# Text provided:

------------------------------------------------------------

Security and Reliability Best Practices

DIY MQTT devices are only as secure as their weakest link. A few practical steps separate a hobby prototype from something you can trust on your home network.

Authentication and Encryption

Use MQTT auth with per-device usernames and passwords. In Mosquitto , create a password file with mosquitto_passwd and point to it in mosquitto.conf. Never use anonymous access on a production network. One hacked device could publish to any topic.

Turn on TLS at the MQTT broker. Mosquitto supports TLS with Let’s Encrypt certificates. Set your firmware to check the server certificate. ESP-IDF ships with built-in TLS and CA certificate bundles. MicroPython’s ssl module can wrap the socket connection. The cost is small on modern chips. The ESP32’s hardware crypto accelerator handles TLS handshakes with no felt latency.

------------------------------------------------------------

Collected data entries
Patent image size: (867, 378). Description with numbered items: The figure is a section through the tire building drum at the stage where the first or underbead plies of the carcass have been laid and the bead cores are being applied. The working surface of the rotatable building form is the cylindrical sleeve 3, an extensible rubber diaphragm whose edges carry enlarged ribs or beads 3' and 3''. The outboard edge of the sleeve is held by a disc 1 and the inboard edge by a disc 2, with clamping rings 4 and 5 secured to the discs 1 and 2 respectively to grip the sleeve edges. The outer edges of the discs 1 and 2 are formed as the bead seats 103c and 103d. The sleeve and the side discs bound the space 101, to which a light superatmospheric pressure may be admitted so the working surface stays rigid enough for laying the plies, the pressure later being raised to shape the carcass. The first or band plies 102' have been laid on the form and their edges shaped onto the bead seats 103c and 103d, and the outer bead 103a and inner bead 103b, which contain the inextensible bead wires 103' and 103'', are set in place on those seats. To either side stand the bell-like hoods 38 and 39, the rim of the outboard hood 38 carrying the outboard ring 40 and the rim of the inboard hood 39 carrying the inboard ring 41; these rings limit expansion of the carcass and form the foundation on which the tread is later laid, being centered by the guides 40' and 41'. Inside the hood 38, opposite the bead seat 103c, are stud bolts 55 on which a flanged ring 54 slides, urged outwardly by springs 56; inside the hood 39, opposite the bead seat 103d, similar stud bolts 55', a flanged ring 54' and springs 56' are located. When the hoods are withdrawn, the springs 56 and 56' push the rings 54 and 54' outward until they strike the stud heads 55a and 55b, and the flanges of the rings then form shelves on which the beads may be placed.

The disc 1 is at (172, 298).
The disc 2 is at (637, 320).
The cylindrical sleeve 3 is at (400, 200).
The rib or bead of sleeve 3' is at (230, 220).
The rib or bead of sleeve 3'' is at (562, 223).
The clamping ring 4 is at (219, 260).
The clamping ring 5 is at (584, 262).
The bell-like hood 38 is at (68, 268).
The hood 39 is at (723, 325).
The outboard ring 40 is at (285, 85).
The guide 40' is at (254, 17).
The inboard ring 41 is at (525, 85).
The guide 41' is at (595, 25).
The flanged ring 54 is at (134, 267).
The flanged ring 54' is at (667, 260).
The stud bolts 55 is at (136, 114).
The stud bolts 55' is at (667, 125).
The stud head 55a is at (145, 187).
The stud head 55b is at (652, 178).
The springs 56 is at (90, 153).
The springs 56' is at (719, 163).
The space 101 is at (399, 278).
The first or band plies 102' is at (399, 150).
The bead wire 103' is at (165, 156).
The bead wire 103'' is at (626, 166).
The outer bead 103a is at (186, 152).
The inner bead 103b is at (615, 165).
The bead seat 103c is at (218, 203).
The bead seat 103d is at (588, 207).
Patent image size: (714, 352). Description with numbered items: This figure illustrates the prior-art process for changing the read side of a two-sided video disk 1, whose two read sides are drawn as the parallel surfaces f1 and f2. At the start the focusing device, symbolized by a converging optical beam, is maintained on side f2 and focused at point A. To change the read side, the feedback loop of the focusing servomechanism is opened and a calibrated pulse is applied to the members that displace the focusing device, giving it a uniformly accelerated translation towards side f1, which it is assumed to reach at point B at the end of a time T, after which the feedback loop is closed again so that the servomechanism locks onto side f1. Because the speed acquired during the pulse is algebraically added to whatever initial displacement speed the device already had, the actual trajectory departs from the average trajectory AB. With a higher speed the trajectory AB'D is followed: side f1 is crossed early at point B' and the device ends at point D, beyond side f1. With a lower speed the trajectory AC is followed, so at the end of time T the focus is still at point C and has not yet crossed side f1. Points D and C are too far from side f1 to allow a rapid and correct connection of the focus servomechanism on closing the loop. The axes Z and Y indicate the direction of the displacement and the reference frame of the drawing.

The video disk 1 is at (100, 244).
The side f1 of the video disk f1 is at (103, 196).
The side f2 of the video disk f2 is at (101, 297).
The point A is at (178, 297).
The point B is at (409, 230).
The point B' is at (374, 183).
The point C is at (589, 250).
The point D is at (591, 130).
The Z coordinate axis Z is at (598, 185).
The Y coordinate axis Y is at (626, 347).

------------------------------------------------------------

# What is needed:
In the text on MQTT device security, which tool is used to create the password file in Mosquitto?

# Exercise output:
mosquitto_passwd